====== Supplied entries ======

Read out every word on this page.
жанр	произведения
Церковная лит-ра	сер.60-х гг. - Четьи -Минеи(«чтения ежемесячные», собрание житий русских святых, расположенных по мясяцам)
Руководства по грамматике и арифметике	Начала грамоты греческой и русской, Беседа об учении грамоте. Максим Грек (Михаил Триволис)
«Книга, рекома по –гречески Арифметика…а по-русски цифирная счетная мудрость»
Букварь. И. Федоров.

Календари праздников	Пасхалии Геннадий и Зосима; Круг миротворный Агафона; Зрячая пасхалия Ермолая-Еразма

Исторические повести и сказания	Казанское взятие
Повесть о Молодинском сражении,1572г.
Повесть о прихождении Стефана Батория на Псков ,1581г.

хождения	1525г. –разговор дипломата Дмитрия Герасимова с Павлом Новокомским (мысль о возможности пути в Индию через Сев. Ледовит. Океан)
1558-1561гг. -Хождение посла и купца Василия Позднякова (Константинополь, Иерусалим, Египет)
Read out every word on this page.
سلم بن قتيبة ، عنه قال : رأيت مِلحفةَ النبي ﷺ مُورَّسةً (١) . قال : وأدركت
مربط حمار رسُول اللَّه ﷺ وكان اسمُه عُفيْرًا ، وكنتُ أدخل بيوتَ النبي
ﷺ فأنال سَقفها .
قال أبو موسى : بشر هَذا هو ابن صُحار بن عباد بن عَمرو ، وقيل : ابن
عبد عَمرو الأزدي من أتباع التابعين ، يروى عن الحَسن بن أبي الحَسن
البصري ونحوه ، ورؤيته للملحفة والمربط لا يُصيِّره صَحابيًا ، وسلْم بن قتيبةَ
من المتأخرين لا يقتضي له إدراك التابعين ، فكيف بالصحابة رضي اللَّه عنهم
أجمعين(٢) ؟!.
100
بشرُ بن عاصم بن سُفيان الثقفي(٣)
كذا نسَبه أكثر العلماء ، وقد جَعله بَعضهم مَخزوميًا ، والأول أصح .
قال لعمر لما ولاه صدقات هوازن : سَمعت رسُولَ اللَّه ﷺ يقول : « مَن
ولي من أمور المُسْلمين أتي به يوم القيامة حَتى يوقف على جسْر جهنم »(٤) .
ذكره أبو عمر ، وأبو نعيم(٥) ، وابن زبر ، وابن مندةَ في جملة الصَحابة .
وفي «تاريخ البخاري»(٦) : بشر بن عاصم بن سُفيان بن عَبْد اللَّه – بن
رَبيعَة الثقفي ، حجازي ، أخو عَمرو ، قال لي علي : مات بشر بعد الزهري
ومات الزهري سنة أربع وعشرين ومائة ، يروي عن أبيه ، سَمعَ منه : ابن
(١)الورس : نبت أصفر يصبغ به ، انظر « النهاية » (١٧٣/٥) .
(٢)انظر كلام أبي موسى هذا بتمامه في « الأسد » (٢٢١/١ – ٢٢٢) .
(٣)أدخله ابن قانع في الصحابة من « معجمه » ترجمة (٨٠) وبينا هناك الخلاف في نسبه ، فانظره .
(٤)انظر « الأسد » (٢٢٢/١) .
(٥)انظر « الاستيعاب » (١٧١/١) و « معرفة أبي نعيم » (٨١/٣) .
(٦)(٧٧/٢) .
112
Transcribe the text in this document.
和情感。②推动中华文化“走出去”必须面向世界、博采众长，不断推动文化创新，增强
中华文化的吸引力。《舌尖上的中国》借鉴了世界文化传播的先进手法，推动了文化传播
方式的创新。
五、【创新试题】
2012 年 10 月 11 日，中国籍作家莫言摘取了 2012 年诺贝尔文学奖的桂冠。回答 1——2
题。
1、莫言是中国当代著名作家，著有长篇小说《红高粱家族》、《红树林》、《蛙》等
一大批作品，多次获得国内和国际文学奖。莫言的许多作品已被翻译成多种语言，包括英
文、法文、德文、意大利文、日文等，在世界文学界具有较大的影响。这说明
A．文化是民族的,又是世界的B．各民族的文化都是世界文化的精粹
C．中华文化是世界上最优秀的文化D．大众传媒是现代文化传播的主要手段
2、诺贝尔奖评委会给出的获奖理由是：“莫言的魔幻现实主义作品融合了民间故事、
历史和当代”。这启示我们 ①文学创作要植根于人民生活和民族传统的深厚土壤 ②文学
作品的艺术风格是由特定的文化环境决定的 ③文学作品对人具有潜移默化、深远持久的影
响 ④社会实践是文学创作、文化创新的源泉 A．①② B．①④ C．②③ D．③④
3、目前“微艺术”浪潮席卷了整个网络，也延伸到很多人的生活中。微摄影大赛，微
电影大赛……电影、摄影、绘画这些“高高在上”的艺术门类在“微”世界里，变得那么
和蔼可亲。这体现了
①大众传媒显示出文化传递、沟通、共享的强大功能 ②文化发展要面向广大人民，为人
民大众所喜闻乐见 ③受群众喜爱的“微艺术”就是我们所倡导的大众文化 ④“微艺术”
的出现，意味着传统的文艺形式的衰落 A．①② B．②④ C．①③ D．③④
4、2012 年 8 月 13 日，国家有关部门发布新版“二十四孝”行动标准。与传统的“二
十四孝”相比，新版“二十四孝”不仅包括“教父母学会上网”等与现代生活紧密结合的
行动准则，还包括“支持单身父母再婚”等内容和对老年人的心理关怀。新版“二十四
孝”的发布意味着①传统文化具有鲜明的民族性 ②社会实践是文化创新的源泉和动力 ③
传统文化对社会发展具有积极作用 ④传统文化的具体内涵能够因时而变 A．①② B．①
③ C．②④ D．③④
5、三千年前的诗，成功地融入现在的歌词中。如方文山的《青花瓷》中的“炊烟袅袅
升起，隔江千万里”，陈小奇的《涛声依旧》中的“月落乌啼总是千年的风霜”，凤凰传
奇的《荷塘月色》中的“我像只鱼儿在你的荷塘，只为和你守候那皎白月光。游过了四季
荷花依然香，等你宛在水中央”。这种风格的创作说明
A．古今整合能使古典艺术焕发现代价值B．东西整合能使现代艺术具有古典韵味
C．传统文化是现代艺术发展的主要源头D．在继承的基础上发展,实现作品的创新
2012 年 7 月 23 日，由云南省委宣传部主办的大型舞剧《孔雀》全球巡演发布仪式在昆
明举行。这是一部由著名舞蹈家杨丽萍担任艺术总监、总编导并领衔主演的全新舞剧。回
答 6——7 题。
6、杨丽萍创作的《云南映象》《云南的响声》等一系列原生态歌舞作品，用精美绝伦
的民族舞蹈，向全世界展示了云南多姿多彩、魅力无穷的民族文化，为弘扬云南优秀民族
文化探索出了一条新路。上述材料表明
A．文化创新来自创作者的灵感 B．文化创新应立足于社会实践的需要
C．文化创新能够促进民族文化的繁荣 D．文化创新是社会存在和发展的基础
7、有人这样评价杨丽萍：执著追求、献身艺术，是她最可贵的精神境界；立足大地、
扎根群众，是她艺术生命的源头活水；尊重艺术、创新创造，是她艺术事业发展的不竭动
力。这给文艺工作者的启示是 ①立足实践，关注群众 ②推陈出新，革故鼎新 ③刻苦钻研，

======

**Exercise details**
Write out the full listing exactly as given.

**Result of the exercise**
Read out every word on this page.
жанр	произведения
Церковная лит-ра	сер.60-х гг. - Четьи -Минеи(«чтения ежемесячные», собрание житий русских святых, расположенных по мясяцам)
Руководства по грамматике и арифметике	Начала грамоты греческой и русской, Беседа об учении грамоте. Максим Грек (Михаил Триволис)
«Книга, рекома по –гречески Арифметика…а по-русски цифирная счетная мудрость»
Букварь. И. Федоров.

Календари праздников	Пасхалии Геннадий и Зосима; Круг миротворный Агафона; Зрячая пасхалия Ермолая-Еразма

Исторические повести и сказания	Казанское взятие
Повесть о Молодинском сражении,1572г.
Повесть о прихождении Стефана Батория на Псков ,1581г.

хождения	1525г. –разговор дипломата Дмитрия Герасимова с Павлом Новокомским (мысль о возможности пути в Индию через Сев. Ледовит. Океан)
1558-1561гг. -Хождение посла и купца Василия Позднякова (Константинополь, Иерусалим, Египет)
Read out every word on this page.
سلم بن قتيبة ، عنه قال : رأيت مِلحفةَ النبي ﷺ مُورَّسةً (١) . قال : وأدركت
مربط حمار رسُول اللَّه ﷺ وكان اسمُه عُفيْرًا ، وكنتُ أدخل بيوتَ النبي
ﷺ فأنال سَقفها .
قال أبو موسى : بشر هَذا هو ابن صُحار بن عباد بن عَمرو ، وقيل : ابن
عبد عَمرو الأزدي من أتباع التابعين ، يروى عن الحَسن بن أبي الحَسن
البصري ونحوه ، ورؤيته للملحفة والمربط لا يُصيِّره صَحابيًا ، وسلْم بن قتيبةَ
من المتأخرين لا يقتضي له إدراك التابعين ، فكيف بالصحابة رضي اللَّه عنهم
أجمعين(٢) ؟!.
100
بشرُ بن عاصم بن سُفيان الثقفي(٣)
كذا نسَبه أكثر العلماء ، وقد جَعله بَعضهم مَخزوميًا ، والأول أصح .
قال لعمر لما ولاه صدقات هوازن : سَمعت رسُولَ اللَّه ﷺ يقول : « مَن
ولي من أمور المُسْلمين أتي به يوم القيامة حَتى يوقف على جسْر جهنم »(٤) .
ذكره أبو عمر ، وأبو نعيم(٥) ، وابن زبر ، وابن مندةَ في جملة الصَحابة .
وفي «تاريخ البخاري»(٦) : بشر بن عاصم بن سُفيان بن عَبْد اللَّه – بن
رَبيعَة الثقفي ، حجازي ، أخو عَمرو ، قال لي علي : مات بشر بعد الزهري
ومات الزهري سنة أربع وعشرين ومائة ، يروي عن أبيه ، سَمعَ منه : ابن
(١)الورس : نبت أصفر يصبغ به ، انظر « النهاية » (١٧٣/٥) .
(٢)انظر كلام أبي موسى هذا بتمامه في « الأسد » (٢٢١/١ – ٢٢٢) .
(٣)أدخله ابن قانع في الصحابة من « معجمه » ترجمة (٨٠) وبينا هناك الخلاف في نسبه ، فانظره .
(٤)انظر « الأسد » (٢٢٢/١) .
(٥)انظر « الاستيعاب » (١٧١/١) و « معرفة أبي نعيم » (٨١/٣) .
(٦)(٧٧/٢) .
112
Transcribe the text in this document.
和情感。②推动中华文化“走出去”必须面向世界、博采众长，不断推动文化创新，增强
中华文化的吸引力。《舌尖上的中国》借鉴了世界文化传播的先进手法，推动了文化传播
方式的创新。
五、【创新试题】
2012 年 10 月 11 日，中国籍作家莫言摘取了 2012 年诺贝尔文学奖的桂冠。回答 1——2
题。
1、莫言是中国当代著名作家，著有长篇小说《红高粱家族》、《红树林》、《蛙》等
一大批作品，多次获得国内和国际文学奖。莫言的许多作品已被翻译成多种语言，包括英
文、法文、德文、意大利文、日文等，在世界文学界具有较大的影响。这说明
A．文化是民族的,又是世界的B．各民族的文化都是世界文化的精粹
C．中华文化是世界上最优秀的文化D．大众传媒是现代文化传播的主要手段
2、诺贝尔奖评委会给出的获奖理由是：“莫言的魔幻现实主义作品融合了民间故事、
历史和当代”。这启示我们 ①文学创作要植根于人民生活和民族传统的深厚土壤 ②文学
作品的艺术风格是由特定的文化环境决定的 ③文学作品对人具有潜移默化、深远持久的影
响 ④社会实践是文学创作、文化创新的源泉 A．①② B．①④ C．②③ D．③④
3、目前“微艺术”浪潮席卷了整个网络，也延伸到很多人的生活中。微摄影大赛，微
电影大赛……电影、摄影、绘画这些“高高在上”的艺术门类在“微”世界里，变得那么
和蔼可亲。这体现了
①大众传媒显示出文化传递、沟通、共享的强大功能 ②文化发展要面向广大人民，为人
民大众所喜闻乐见 ③受群众喜爱的“微艺术”就是我们所倡导的大众文化 ④“微艺术”
的出现，意味着传统的文艺形式的衰落 A．①② B．②④ C．①③ D．③④
4、2012 年 8 月 13 日，国家有关部门发布新版“二十四孝”行动标准。与传统的“二
十四孝”相比，新版“二十四孝”不仅包括“教父母学会上网”等与现代生活紧密结合的
行动准则，还包括“支持单身父母再婚”等内容和对老年人的心理关怀。新版“二十四
孝”的发布意味着①传统文化具有鲜明的民族性 ②社会实践是文化创新的源泉和动力 ③
传统文化对社会发展具有积极作用 ④传统文化的具体内涵能够因时而变 A．①② B．①
③ C．②④ D．③④
5、三千年前的诗，成功地融入现在的歌词中。如方文山的《青花瓷》中的“炊烟袅袅
升起，隔江千万里”，陈小奇的《涛声依旧》中的“月落乌啼总是千年的风霜”，凤凰传
奇的《荷塘月色》中的“我像只鱼儿在你的荷塘，只为和你守候那皎白月光。游过了四季
荷花依然香，等你宛在水中央”。这种风格的创作说明
A．古今整合能使古典艺术焕发现代价值B．东西整合能使现代艺术具有古典韵味
C．传统文化是现代艺术发展的主要源头D．在继承的基础上发展,实现作品的创新
2012 年 7 月 23 日，由云南省委宣传部主办的大型舞剧《孔雀》全球巡演发布仪式在昆
明举行。这是一部由著名舞蹈家杨丽萍担任艺术总监、总编导并领衔主演的全新舞剧。回
答 6——7 题。
6、杨丽萍创作的《云南映象》《云南的响声》等一系列原生态歌舞作品，用精美绝伦
的民族舞蹈，向全世界展示了云南多姿多彩、魅力无穷的民族文化，为弘扬云南优秀民族
文化探索出了一条新路。上述材料表明
A．文化创新来自创作者的灵感 B．文化创新应立足于社会实践的需要
C．文化创新能够促进民族文化的繁荣 D．文化创新是社会存在和发展的基础
7、有人这样评价杨丽萍：执著追求、献身艺术，是她最可贵的精神境界；立足大地、
扎根群众，是她艺术生命的源头活水；尊重艺术、创新创造，是她艺术事业发展的不竭动
力。这给文艺工作者的启示是 ①立足实践，关注群众 ②推陈出新，革故鼎新 ③刻苦钻研，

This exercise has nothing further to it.